§ WHAT THIS TASK INVOLVES: Please turn the rows from the first line through the line containing "316, 587, 339]", inclusive, into a Markdown table with the columns No. and Line. Give each line its number in No., and leave out any blank lines.

========================================================================

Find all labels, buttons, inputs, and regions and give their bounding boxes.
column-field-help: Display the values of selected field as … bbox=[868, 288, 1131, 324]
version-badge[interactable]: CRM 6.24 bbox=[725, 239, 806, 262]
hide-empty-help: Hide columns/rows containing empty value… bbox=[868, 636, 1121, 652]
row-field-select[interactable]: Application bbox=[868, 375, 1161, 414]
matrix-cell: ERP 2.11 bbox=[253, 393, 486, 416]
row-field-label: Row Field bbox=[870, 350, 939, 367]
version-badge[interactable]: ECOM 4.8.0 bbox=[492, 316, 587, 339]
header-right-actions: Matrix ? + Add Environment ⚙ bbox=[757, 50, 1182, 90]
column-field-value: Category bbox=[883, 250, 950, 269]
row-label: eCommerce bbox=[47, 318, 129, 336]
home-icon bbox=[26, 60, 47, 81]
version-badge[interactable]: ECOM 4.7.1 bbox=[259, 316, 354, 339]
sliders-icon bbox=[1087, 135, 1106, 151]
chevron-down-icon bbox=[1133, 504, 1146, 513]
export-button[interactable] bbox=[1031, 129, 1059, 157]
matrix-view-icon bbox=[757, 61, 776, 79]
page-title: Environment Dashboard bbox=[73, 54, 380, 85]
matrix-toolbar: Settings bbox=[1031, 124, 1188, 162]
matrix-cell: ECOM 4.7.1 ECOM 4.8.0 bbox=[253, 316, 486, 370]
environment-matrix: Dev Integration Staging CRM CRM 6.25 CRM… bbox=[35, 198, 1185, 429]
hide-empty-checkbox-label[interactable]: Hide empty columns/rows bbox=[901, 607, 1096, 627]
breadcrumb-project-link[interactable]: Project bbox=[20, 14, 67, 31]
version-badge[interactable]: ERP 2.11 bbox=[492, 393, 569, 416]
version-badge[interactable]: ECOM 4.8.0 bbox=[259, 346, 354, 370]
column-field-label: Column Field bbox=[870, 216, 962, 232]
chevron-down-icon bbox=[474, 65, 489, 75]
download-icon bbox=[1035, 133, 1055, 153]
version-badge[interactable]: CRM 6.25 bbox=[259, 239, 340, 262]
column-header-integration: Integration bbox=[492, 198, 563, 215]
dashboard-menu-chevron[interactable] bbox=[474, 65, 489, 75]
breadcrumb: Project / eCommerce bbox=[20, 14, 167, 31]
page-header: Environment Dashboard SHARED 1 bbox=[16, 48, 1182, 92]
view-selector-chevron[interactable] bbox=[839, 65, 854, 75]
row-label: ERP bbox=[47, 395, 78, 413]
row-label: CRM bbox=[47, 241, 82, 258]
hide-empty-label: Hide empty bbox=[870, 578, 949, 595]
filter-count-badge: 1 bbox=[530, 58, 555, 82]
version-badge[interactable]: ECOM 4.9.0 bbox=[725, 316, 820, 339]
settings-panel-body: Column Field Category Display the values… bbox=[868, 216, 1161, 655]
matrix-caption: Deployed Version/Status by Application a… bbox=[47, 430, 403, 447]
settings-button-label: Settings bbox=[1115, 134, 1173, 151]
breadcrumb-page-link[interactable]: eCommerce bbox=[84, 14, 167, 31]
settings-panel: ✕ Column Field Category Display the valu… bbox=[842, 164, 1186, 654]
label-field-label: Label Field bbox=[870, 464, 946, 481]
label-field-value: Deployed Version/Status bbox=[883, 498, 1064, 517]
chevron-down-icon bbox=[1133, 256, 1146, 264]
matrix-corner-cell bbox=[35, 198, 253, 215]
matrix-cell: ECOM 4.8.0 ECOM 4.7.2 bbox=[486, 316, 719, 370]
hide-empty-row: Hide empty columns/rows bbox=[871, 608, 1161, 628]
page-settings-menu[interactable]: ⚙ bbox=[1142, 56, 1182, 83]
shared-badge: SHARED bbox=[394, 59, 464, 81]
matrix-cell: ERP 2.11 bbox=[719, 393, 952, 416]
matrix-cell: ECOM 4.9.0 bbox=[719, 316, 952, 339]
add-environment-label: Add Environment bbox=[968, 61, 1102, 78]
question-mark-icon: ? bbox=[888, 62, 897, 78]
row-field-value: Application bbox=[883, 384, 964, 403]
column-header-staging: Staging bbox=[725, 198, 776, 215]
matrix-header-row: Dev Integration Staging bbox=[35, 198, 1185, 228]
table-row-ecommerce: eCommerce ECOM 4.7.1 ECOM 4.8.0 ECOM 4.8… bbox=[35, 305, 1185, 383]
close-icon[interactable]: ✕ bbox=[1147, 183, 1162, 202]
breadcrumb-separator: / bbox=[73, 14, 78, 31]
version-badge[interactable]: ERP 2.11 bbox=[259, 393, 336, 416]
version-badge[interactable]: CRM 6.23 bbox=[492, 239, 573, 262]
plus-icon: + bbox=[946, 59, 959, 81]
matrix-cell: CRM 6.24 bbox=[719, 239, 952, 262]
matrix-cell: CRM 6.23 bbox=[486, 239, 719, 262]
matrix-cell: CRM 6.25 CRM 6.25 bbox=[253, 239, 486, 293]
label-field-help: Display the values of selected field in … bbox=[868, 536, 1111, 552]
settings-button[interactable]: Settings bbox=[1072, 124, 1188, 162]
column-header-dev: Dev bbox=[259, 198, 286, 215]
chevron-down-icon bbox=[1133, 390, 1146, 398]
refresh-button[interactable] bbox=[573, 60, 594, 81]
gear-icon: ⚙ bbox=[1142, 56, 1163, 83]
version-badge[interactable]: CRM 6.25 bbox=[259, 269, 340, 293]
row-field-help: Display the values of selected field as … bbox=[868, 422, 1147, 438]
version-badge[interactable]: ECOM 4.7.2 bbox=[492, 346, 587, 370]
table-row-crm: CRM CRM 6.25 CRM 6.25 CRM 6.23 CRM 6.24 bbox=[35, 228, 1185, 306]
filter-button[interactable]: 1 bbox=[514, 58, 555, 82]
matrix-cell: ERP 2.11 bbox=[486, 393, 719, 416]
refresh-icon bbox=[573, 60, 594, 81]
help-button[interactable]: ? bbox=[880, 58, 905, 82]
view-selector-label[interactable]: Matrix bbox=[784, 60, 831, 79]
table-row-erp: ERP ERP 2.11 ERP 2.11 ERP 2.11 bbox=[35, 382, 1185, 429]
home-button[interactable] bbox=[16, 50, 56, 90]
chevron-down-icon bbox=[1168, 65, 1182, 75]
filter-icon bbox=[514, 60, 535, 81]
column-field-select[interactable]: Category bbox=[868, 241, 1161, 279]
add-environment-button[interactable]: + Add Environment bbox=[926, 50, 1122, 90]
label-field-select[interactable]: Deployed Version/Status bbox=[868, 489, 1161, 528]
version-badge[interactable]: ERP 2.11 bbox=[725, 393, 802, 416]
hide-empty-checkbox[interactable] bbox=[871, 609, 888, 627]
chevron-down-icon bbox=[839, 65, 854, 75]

========================================================================

§ COMPLETED TASK:
| No. | Line |
|---|---|
| 1 | Find all labels, buttons, inputs, and regions and give their bounding boxes. |
| 2 | column-field-help: Display the values of selected field as … bbox=[868, 288, 1131, 324] |
| 3 | version-badge[interactable]: CRM 6.24 bbox=[725, 239, 806, 262] |
| 4 | hide-empty-help: Hide columns/rows containing empty value… bbox=[868, 636, 1121, 652] |
| 5 | row-field-select[interactable]: Application bbox=[868, 375, 1161, 414] |
| 6 | matrix-cell: ERP 2.11 bbox=[253, 393, 486, 416] |
| 7 | row-field-label: Row Field bbox=[870, 350, 939, 367] |
| 8 | version-badge[interactable]: ECOM 4.8.0 bbox=[492, 316, 587, 339] |